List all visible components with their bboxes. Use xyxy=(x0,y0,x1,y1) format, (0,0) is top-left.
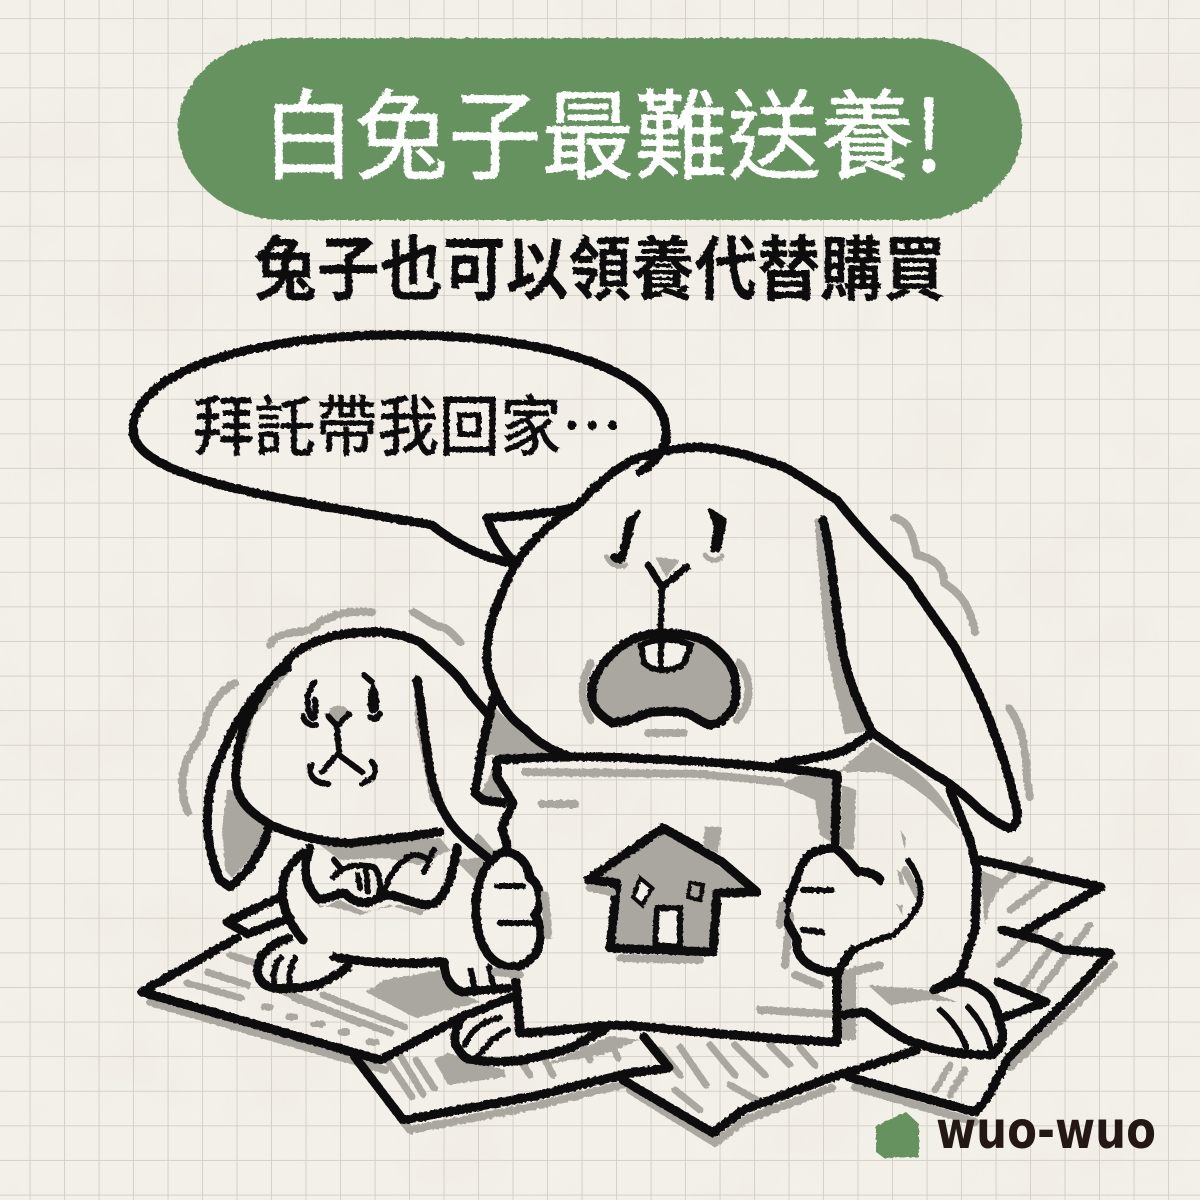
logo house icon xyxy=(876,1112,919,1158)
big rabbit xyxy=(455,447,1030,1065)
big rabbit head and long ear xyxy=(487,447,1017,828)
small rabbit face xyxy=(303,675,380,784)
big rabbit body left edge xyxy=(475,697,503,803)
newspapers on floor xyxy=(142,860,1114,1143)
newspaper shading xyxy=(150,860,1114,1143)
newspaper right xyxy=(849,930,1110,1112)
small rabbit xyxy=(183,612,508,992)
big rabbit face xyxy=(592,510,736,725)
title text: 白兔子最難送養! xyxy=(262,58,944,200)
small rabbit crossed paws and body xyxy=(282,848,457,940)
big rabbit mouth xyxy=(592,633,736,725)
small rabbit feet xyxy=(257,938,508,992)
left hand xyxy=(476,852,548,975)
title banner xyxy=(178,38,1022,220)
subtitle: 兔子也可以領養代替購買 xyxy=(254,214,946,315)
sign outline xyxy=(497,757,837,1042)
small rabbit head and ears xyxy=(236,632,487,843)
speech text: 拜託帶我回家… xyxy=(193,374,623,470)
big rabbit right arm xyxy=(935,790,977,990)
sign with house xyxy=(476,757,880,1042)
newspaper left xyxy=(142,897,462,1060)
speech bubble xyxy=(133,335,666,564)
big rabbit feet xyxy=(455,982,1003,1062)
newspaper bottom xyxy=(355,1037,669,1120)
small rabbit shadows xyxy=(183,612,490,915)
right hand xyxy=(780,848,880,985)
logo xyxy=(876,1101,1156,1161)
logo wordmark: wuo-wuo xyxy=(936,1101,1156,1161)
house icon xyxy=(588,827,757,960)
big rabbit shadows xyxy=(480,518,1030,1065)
● ● ●
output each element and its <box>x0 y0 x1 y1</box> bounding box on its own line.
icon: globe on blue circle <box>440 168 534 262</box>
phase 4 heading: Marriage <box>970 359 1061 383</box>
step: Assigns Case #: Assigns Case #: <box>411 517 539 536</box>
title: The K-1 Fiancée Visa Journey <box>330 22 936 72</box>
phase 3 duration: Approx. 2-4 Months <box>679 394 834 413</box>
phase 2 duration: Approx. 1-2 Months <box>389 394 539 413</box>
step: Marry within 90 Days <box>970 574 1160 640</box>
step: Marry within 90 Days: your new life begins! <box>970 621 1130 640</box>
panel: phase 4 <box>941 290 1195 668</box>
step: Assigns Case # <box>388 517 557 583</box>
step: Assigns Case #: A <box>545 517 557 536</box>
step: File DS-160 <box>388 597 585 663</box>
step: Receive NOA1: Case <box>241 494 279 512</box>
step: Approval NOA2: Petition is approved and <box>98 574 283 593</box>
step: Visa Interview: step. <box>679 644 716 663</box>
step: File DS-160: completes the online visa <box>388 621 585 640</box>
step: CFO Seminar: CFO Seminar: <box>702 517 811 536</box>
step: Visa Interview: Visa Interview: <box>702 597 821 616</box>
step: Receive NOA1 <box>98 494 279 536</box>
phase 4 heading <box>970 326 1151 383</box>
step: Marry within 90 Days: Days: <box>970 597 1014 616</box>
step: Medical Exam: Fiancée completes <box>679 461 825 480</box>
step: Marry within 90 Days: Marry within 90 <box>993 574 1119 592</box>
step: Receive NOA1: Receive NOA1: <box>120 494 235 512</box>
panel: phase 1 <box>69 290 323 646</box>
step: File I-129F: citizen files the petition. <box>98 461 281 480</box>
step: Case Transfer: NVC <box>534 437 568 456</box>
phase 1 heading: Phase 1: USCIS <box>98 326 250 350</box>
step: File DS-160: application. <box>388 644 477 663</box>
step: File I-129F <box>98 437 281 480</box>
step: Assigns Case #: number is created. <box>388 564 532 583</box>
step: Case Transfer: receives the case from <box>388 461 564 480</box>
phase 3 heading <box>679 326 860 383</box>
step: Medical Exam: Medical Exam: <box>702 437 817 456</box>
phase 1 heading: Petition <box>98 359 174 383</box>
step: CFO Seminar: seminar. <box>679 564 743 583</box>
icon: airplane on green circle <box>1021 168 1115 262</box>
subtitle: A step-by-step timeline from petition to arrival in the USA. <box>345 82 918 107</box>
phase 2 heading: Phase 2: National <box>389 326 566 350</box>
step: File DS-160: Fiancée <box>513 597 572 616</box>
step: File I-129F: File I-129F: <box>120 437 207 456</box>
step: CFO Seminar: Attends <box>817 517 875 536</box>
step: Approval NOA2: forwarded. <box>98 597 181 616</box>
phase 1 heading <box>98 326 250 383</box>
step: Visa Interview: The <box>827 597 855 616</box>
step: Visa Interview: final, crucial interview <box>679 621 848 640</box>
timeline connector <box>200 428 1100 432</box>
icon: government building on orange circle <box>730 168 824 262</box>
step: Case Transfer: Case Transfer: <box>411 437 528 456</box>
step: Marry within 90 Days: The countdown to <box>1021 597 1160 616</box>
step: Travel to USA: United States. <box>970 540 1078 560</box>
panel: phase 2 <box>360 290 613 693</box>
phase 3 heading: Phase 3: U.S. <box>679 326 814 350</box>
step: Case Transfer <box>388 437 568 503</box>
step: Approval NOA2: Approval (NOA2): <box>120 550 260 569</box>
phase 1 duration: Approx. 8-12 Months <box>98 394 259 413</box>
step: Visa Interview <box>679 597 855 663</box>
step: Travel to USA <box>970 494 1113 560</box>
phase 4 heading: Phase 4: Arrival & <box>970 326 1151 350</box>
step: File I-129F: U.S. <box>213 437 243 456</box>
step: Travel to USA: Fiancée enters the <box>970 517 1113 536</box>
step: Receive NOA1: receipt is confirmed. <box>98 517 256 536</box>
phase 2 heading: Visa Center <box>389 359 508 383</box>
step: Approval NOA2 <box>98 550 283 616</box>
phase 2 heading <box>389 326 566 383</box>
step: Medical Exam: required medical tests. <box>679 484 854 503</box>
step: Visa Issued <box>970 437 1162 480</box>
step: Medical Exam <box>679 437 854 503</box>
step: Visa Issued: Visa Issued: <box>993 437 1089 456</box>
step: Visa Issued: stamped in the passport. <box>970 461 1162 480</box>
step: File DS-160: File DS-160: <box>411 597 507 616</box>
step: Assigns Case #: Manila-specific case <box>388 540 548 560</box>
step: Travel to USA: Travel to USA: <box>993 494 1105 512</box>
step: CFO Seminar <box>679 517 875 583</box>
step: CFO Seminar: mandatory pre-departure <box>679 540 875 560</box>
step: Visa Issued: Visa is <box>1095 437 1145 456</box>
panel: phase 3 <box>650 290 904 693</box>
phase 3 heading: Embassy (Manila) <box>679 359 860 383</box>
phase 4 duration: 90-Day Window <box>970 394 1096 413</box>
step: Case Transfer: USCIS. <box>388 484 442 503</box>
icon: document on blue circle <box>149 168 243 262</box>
● ● ●
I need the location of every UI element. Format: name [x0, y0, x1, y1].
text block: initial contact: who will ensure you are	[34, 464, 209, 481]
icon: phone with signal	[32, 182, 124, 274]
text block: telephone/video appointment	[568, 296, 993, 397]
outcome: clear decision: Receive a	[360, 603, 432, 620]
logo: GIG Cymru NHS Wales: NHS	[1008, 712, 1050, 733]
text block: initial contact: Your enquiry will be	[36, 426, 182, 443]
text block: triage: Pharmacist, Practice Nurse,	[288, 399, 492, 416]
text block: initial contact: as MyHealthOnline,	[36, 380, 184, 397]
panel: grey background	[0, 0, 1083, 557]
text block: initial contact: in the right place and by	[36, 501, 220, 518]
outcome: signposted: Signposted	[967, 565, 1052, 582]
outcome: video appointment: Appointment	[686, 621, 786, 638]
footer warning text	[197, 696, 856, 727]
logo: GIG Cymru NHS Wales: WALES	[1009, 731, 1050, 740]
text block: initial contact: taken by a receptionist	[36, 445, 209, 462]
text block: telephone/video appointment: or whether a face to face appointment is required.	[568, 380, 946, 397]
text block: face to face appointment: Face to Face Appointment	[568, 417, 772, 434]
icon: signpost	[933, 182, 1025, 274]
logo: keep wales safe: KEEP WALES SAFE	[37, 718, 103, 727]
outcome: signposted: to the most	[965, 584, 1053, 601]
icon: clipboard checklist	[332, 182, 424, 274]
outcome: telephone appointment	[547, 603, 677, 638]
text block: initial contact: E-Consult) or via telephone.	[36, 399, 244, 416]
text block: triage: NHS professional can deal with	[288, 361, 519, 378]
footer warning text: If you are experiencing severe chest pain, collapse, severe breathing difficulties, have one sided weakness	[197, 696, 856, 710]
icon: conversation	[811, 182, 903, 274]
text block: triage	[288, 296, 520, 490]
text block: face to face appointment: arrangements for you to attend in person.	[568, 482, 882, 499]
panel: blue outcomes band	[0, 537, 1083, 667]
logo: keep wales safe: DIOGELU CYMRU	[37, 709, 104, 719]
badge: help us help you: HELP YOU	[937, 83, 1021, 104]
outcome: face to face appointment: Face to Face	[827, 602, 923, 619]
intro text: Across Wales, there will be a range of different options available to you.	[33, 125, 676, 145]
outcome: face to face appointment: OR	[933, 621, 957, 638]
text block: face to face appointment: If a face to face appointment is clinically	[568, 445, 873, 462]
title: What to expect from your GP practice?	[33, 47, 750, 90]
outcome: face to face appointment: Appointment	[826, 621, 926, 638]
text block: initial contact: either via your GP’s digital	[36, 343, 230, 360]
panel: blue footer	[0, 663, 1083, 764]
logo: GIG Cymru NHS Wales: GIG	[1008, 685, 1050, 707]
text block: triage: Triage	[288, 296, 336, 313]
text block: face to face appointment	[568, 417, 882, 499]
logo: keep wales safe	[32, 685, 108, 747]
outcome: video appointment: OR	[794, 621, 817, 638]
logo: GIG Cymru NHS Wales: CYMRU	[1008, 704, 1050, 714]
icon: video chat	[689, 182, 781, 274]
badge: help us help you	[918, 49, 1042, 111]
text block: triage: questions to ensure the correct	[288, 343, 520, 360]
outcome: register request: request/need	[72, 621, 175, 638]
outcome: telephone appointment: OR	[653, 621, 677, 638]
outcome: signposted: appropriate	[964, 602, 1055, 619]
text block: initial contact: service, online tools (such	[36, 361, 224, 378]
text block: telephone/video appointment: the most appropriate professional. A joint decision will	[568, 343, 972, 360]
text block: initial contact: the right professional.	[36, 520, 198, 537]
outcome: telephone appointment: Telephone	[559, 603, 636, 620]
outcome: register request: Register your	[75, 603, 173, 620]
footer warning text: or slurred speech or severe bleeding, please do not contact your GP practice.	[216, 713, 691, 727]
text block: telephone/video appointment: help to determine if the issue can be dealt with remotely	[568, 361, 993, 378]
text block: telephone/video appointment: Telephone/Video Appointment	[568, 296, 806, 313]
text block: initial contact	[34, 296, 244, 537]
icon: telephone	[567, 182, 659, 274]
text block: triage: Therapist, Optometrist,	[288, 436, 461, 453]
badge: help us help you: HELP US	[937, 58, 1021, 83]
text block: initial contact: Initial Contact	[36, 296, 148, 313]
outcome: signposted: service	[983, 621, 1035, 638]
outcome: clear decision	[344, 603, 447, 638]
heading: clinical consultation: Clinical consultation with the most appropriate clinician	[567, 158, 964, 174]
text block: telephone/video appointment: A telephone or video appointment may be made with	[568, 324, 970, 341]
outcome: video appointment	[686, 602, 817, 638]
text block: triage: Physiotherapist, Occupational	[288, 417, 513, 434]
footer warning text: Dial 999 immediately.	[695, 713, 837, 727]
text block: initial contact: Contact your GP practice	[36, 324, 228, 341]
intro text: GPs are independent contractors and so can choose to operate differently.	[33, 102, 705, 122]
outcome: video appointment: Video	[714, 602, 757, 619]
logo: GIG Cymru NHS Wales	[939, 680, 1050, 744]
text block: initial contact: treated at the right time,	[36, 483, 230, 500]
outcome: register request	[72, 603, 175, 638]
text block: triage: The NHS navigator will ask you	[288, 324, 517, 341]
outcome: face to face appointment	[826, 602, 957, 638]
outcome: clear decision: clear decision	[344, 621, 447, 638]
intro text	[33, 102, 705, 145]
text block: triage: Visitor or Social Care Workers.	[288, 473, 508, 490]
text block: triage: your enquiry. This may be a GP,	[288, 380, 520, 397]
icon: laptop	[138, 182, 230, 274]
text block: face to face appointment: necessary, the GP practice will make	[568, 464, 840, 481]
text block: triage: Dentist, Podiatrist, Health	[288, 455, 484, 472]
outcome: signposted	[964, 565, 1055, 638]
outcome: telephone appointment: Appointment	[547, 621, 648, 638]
● ● ●
Copy the records verbatim from the line containing "I need the location" through the line containing "0, 1083, 557]", including both of those lines.

I need the location of every UI element. Format: name [x0, y0, x1, y1].
text block: initial contact: who will ensure you are	[34, 464, 209, 481]
icon: phone with signal	[32, 182, 124, 274]
text block: telephone/video appointment	[568, 296, 993, 397]
outcome: clear decision: Receive a	[360, 603, 432, 620]
logo: GIG Cymru NHS Wales: NHS	[1008, 712, 1050, 733]
text block: initial contact: Your enquiry will be	[36, 426, 182, 443]
text block: triage: Pharmacist, Practice Nurse,	[288, 399, 492, 416]
text block: initial contact: as MyHealthOnline,	[36, 380, 184, 397]
panel: grey background	[0, 0, 1083, 557]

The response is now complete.